■ TASK OBJECTIVE ■
Return the entries verbatim and drop every picture.

[Entries from a visual dataset]
━━━━━━━━━━━━━━━━
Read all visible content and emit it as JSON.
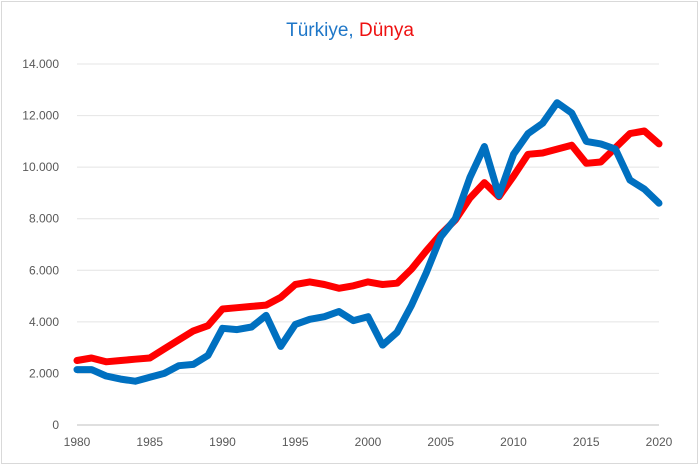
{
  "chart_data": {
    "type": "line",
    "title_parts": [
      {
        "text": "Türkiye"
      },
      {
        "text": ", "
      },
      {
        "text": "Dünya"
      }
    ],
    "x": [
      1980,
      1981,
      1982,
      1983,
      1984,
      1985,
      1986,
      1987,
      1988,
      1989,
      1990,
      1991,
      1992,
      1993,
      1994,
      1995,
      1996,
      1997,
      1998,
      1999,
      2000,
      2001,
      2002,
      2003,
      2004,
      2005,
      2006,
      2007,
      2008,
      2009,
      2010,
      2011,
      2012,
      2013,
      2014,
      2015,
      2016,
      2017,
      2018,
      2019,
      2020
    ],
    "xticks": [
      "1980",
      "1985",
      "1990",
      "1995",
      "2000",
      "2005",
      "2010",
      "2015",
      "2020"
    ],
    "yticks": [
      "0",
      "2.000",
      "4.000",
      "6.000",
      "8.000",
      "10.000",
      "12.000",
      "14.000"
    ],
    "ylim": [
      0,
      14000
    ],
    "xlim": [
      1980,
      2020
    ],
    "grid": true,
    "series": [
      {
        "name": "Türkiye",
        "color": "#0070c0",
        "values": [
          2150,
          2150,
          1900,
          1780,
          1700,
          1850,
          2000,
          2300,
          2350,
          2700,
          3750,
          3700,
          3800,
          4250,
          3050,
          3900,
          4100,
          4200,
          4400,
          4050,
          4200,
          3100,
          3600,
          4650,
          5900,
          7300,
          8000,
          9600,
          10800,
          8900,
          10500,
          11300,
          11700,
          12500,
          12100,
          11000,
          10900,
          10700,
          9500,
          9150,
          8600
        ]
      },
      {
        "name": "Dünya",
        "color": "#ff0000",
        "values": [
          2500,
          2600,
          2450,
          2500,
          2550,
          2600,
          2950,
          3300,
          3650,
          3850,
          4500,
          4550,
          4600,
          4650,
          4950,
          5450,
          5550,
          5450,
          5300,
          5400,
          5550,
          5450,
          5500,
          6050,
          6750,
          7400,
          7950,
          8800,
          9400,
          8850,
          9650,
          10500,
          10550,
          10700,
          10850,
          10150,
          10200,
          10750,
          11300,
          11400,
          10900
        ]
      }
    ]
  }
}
━━━━━━━━━━━━━━━━
■ EXPECTED ANSWER ■
Read all visible content and emit it as JSON.
{
  "chart_data": {
    "type": "line",
    "title_parts": [
      {
        "text": "Türkiye"
      },
      {
        "text": ", "
      },
      {
        "text": "Dünya"
      }
    ],
    "x": [
      1980,
      1981,
      1982,
      1983,
      1984,
      1985,
      1986,
      1987,
      1988,
      1989,
      1990,
      1991,
      1992,
      1993,
      1994,
      1995,
      1996,
      1997,
      1998,
      1999,
      2000,
      2001,
      2002,
      2003,
      2004,
      2005,
      2006,
      2007,
      2008,
      2009,
      2010,
      2011,
      2012,
      2013,
      2014,
      2015,
      2016,
      2017,
      2018,
      2019,
      2020
    ],
    "xticks": [
      "1980",
      "1985",
      "1990",
      "1995",
      "2000",
      "2005",
      "2010",
      "2015",
      "2020"
    ],
    "yticks": [
      "0",
      "2.000",
      "4.000",
      "6.000",
      "8.000",
      "10.000",
      "12.000",
      "14.000"
    ],
    "ylim": [
      0,
      14000
    ],
    "xlim": [
      1980,
      2020
    ],
    "grid": true,
    "series": [
      {
        "name": "Türkiye",
        "color": "#0070c0",
        "values": [
          2150,
          2150,
          1900,
          1780,
          1700,
          1850,
          2000,
          2300,
          2350,
          2700,
          3750,
          3700,
          3800,
          4250,
          3050,
          3900,
          4100,
          4200,
          4400,
          4050,
          4200,
          3100,
          3600,
          4650,
          5900,
          7300,
          8000,
          9600,
          10800,
          8900,
          10500,
          11300,
          11700,
          12500,
          12100,
          11000,
          10900,
          10700,
          9500,
          9150,
          8600
        ]
      },
      {
        "name": "Dünya",
        "color": "#ff0000",
        "values": [
          2500,
          2600,
          2450,
          2500,
          2550,
          2600,
          2950,
          3300,
          3650,
          3850,
          4500,
          4550,
          4600,
          4650,
          4950,
          5450,
          5550,
          5450,
          5300,
          5400,
          5550,
          5450,
          5500,
          6050,
          6750,
          7400,
          7950,
          8800,
          9400,
          8850,
          9650,
          10500,
          10550,
          10700,
          10850,
          10150,
          10200,
          10750,
          11300,
          11400,
          10900
        ]
      }
    ]
  }
}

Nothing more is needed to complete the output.